● Stated exercise
Where a line holds "name", copy it.

● Dataset content
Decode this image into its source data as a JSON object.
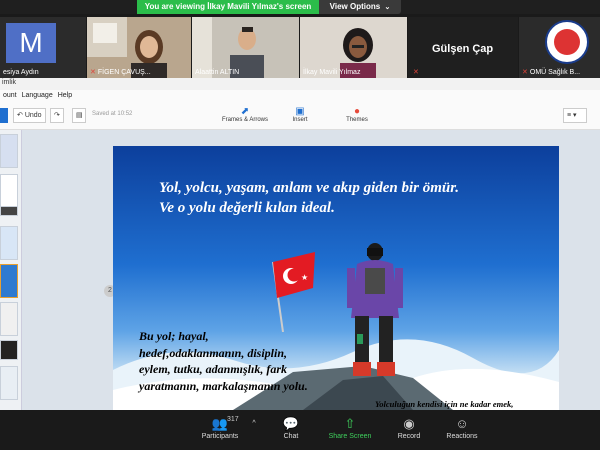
{
  "share_banner": {
    "viewing_text": "You are viewing İlkay Mavili Yılmaz's screen",
    "view_options": "View Options"
  },
  "participants": [
    {
      "name": "esiya Aydın",
      "muted": false,
      "avatar_letter": "M",
      "type": "avatar"
    },
    {
      "name": "FİGEN ÇAVUŞ...",
      "muted": true,
      "type": "video"
    },
    {
      "name": "Alaattin ALTIN",
      "muted": false,
      "type": "video"
    },
    {
      "name": "İlkay Mavili Yılmaz",
      "muted": true,
      "type": "video"
    },
    {
      "name": "Gülşen Çap",
      "muted": true,
      "type": "name-only"
    },
    {
      "name": "OMÜ Sağlık B...",
      "muted": true,
      "type": "logo"
    }
  ],
  "app": {
    "title_fragment": "imlik",
    "menu": [
      "ount",
      "Language",
      "Help"
    ]
  },
  "toolbar": {
    "undo": "Undo",
    "saved_text": "Saved at 10:52",
    "frames": "Frames & Arrows",
    "insert": "Insert",
    "themes": "Themes"
  },
  "workspace": {
    "page_number": "2"
  },
  "slide": {
    "title_line1": "Yol, yolcu, yaşam, anlam ve akıp giden bir ömür.",
    "title_line2": "Ve o yolu değerli kılan ideal.",
    "body": "Bu yol; hayal, hedef,odaklanmanın, disiplin, eylem, tutku, adanmışlık, fark yaratmanın, markalaşmanın yolu.",
    "footer": "Yolculuğun kendisi için ne kadar emek,"
  },
  "bottom_bar": {
    "participants_label": "Participants",
    "participants_count": "317",
    "chat_label": "Chat",
    "share_label": "Share Screen",
    "record_label": "Record",
    "reactions_label": "Reactions"
  },
  "colors": {
    "accent_green": "#2bbd4a",
    "muted_red": "#e0443a",
    "avatar_blue": "#4f6fc6",
    "sky_blue": "#1f6fd0"
  }
}
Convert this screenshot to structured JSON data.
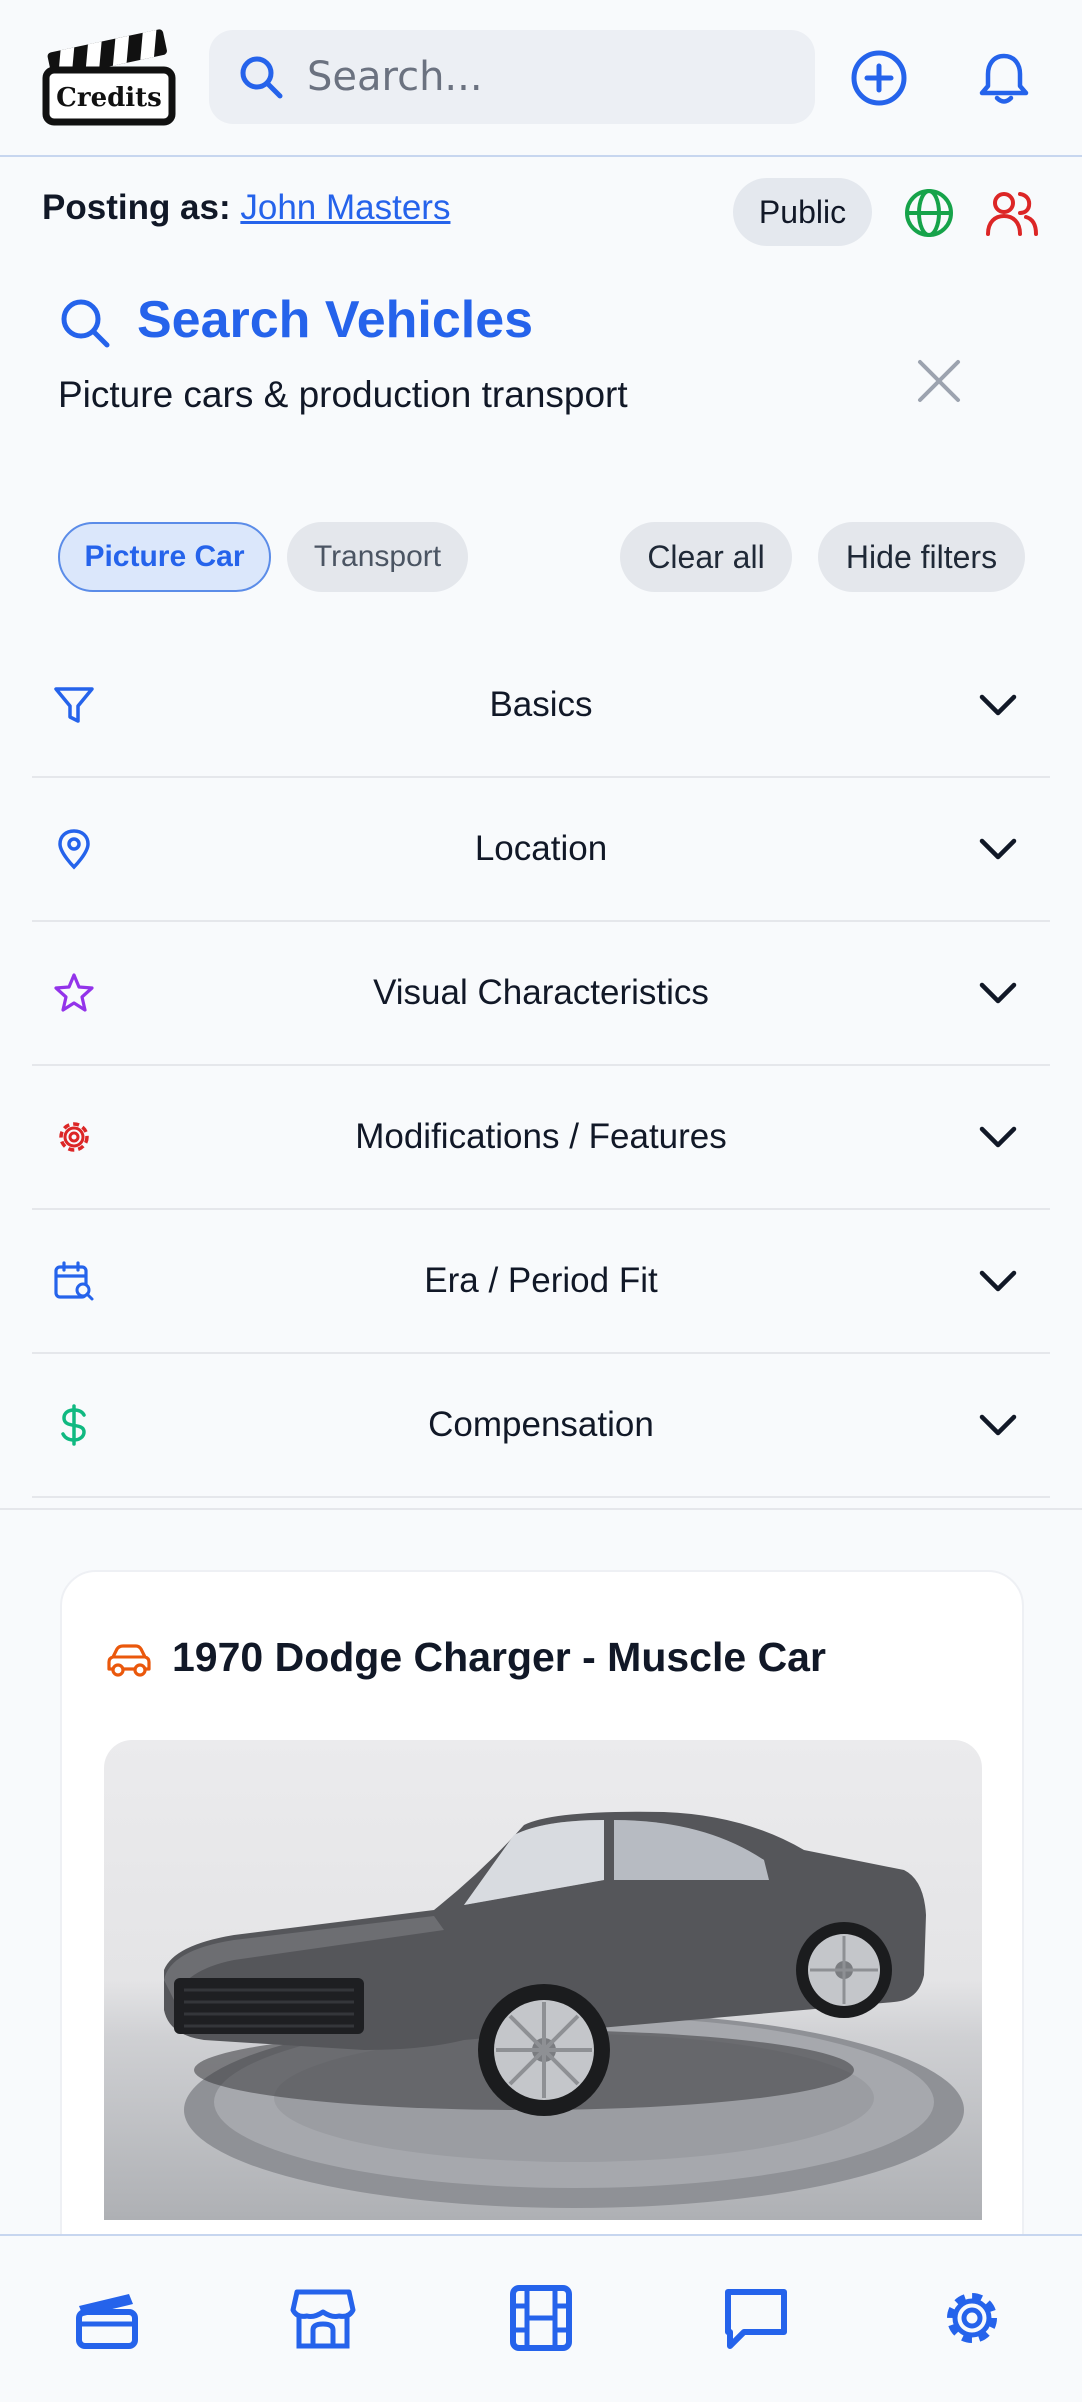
{
  "header": {
    "logo_text": "Credits",
    "search_placeholder": "Search...",
    "icons": [
      "search-icon",
      "add-circle-icon",
      "bell-icon"
    ]
  },
  "posting": {
    "label": "Posting as:",
    "user": "John Masters",
    "visibility": "Public",
    "icons": [
      "globe-icon",
      "users-icon"
    ]
  },
  "search_panel": {
    "title": "Search Vehicles",
    "subtitle": "Picture cars & production transport"
  },
  "filters": {
    "chips": [
      "Picture Car",
      "Transport"
    ],
    "active_chip": "Picture Car",
    "clear_label": "Clear all",
    "hide_label": "Hide filters"
  },
  "sections": [
    {
      "label": "Basics",
      "icon": "filter-icon",
      "color": "#2563eb"
    },
    {
      "label": "Location",
      "icon": "map-pin-icon",
      "color": "#2563eb"
    },
    {
      "label": "Visual Characteristics",
      "icon": "star-icon",
      "color": "#9333ea"
    },
    {
      "label": "Modifications / Features",
      "icon": "gear-icon",
      "color": "#dc2626"
    },
    {
      "label": "Era / Period Fit",
      "icon": "calendar-search-icon",
      "color": "#2563eb"
    },
    {
      "label": "Compensation",
      "icon": "dollar-icon",
      "color": "#10b981"
    }
  ],
  "listing": {
    "title": "1970 Dodge Charger - Muscle Car",
    "icon": "car-icon",
    "icon_color": "#ea580c"
  },
  "bottom_nav": [
    "clapperboard-icon",
    "store-icon",
    "film-icon",
    "chat-icon",
    "settings-icon"
  ],
  "colors": {
    "accent": "#2563eb",
    "background": "#f8fafc"
  }
}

● The completed task
      "name": "esiya Aydın",
      "name": "FİGEN ÇAVUŞ...",
      "name": "Alaattin ALTIN",
      "name": "İlkay Mavili Yılmaz",
      "name": "Gülşen Çap",
      "type": "name-only"
      "name": "OMÜ Sağlık B...",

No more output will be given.